Data entries –
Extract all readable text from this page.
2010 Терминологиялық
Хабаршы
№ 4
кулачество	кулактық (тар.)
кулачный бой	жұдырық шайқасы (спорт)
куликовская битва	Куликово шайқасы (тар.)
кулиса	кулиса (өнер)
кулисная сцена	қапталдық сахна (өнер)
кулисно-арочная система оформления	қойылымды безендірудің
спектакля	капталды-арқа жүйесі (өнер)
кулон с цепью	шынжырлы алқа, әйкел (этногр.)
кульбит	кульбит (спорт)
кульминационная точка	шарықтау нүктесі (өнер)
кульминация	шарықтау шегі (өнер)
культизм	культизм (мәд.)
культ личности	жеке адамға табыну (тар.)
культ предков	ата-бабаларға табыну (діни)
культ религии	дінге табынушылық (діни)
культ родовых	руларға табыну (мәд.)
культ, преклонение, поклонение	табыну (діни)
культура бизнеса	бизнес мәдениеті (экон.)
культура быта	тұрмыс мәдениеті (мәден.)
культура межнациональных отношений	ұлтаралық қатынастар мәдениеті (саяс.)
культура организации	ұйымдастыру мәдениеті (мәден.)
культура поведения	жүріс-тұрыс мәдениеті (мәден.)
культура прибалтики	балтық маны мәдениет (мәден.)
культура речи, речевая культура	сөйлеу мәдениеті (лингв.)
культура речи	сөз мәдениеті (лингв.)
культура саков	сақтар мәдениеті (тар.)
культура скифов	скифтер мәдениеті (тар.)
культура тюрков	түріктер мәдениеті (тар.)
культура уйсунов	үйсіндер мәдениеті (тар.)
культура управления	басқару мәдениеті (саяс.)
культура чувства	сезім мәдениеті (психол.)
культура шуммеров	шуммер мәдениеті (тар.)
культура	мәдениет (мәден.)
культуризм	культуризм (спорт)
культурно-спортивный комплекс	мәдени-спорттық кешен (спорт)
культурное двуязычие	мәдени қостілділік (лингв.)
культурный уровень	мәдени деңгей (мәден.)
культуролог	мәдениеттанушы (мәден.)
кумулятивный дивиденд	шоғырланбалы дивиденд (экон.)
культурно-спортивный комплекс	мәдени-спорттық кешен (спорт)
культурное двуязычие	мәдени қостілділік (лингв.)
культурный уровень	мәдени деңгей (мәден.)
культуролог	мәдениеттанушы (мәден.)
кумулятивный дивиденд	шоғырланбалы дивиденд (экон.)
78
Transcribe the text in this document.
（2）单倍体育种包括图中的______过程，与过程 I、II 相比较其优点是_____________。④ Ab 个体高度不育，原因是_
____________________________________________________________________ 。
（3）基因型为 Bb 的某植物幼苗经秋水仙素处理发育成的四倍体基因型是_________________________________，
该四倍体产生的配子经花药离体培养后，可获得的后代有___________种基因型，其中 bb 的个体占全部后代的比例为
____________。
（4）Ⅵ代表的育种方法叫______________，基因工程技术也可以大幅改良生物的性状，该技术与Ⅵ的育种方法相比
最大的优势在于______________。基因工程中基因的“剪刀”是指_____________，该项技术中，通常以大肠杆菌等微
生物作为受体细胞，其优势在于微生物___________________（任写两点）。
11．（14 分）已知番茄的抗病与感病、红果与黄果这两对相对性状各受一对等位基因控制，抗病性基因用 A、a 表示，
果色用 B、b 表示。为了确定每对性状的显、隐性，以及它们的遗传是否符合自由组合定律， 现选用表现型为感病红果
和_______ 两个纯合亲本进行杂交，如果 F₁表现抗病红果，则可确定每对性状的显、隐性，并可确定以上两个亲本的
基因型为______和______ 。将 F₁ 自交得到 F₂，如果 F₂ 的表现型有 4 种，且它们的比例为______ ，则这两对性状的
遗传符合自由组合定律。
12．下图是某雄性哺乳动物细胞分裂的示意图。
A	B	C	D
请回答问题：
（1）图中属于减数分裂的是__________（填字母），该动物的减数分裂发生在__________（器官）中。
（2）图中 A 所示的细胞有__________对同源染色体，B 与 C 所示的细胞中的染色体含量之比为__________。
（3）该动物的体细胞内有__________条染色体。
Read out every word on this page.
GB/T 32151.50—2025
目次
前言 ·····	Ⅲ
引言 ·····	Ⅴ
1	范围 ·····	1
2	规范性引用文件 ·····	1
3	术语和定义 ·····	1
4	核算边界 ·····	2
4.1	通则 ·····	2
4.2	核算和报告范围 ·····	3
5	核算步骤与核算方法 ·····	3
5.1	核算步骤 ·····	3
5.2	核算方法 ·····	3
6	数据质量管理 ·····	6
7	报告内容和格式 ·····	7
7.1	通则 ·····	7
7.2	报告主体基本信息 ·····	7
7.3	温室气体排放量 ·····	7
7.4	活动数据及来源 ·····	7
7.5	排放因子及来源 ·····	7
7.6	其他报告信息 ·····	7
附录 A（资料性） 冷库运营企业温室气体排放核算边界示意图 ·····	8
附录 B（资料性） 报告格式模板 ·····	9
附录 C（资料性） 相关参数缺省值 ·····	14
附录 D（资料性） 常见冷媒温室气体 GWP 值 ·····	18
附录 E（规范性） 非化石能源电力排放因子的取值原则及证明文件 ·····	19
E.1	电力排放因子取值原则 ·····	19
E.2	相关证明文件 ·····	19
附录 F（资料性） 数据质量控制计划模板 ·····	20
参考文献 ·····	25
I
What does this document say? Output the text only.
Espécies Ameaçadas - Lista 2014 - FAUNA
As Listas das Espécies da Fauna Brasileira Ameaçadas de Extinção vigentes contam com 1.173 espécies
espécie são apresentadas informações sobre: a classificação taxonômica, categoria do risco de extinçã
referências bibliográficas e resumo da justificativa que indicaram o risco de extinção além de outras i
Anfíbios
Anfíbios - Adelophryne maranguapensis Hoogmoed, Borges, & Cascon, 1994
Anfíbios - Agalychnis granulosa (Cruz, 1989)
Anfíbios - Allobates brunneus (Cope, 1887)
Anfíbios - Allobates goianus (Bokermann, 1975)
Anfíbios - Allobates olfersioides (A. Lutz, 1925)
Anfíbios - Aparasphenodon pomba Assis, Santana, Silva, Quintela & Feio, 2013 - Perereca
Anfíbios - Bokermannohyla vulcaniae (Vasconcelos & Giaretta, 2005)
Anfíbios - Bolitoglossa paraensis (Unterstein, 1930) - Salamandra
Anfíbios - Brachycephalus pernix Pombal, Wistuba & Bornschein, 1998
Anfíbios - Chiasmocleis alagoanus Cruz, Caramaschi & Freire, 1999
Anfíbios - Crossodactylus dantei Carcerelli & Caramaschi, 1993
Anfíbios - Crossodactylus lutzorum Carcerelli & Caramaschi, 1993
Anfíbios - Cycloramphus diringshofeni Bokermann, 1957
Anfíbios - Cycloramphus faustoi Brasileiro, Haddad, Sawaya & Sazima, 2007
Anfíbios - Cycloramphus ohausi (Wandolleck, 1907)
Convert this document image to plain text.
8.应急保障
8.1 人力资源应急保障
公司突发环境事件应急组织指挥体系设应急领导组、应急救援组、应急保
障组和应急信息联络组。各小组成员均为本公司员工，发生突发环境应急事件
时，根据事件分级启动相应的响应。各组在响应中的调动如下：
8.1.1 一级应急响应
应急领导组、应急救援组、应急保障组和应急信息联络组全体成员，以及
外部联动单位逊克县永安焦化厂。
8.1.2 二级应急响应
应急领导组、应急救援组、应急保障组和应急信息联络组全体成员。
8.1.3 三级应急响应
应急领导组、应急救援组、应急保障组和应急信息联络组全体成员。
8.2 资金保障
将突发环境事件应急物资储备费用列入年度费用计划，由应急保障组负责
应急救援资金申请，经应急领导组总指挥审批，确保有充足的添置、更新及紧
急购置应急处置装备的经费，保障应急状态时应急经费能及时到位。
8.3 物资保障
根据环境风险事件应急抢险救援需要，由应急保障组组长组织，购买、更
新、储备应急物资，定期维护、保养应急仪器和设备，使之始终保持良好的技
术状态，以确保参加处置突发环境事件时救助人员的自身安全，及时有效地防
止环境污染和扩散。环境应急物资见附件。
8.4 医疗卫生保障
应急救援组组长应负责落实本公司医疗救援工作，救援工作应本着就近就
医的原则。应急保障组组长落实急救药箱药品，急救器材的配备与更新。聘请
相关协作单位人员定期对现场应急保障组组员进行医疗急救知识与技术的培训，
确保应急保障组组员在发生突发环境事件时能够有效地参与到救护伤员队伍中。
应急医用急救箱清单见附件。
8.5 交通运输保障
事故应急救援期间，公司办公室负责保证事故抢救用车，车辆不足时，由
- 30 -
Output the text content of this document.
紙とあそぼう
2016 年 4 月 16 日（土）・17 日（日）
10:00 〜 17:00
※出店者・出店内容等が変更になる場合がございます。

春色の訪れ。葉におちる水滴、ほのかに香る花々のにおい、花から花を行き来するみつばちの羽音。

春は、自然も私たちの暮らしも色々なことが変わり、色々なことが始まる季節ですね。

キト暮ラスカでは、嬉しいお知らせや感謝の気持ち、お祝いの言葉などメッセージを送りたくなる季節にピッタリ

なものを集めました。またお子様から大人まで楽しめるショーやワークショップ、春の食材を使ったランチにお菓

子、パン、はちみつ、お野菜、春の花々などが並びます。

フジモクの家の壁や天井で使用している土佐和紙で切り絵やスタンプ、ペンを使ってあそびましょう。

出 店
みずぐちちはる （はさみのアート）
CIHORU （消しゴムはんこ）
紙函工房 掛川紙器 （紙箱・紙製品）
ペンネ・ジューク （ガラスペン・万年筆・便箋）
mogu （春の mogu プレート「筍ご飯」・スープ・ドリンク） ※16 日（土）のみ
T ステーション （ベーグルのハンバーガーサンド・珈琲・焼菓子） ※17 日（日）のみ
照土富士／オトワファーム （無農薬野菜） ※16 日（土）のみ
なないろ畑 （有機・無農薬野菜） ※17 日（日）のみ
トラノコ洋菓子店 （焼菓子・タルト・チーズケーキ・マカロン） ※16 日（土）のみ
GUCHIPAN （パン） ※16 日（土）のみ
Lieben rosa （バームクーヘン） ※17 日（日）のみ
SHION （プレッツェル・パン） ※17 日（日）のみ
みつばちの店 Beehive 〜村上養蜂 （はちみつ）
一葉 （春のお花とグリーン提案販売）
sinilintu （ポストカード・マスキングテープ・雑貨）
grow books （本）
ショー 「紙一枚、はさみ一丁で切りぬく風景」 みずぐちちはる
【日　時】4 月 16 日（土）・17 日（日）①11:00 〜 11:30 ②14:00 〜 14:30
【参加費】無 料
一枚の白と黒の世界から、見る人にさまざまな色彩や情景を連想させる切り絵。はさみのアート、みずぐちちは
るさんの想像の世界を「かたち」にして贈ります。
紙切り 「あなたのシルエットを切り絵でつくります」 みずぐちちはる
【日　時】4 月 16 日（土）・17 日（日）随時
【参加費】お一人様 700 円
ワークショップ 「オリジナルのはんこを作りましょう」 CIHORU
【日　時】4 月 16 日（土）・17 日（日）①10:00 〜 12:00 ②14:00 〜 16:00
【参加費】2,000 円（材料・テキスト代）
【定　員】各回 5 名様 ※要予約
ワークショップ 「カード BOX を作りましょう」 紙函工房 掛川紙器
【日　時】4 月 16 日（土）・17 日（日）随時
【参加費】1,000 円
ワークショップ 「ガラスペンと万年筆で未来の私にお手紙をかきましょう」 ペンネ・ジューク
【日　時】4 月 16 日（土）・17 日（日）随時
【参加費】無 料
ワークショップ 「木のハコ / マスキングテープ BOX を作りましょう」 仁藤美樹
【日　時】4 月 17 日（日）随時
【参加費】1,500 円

SET EXERCISE – Copy every line of the entries above in which "みずぐちちはる" occurs.

SOLUTION TO THE EXERCISE –
みずぐちちはる （はさみのアート）
ショー 「紙一枚、はさみ一丁で切りぬく風景」 みずぐちちはる
紙切り 「あなたのシルエットを切り絵でつくります」 みずぐちちはる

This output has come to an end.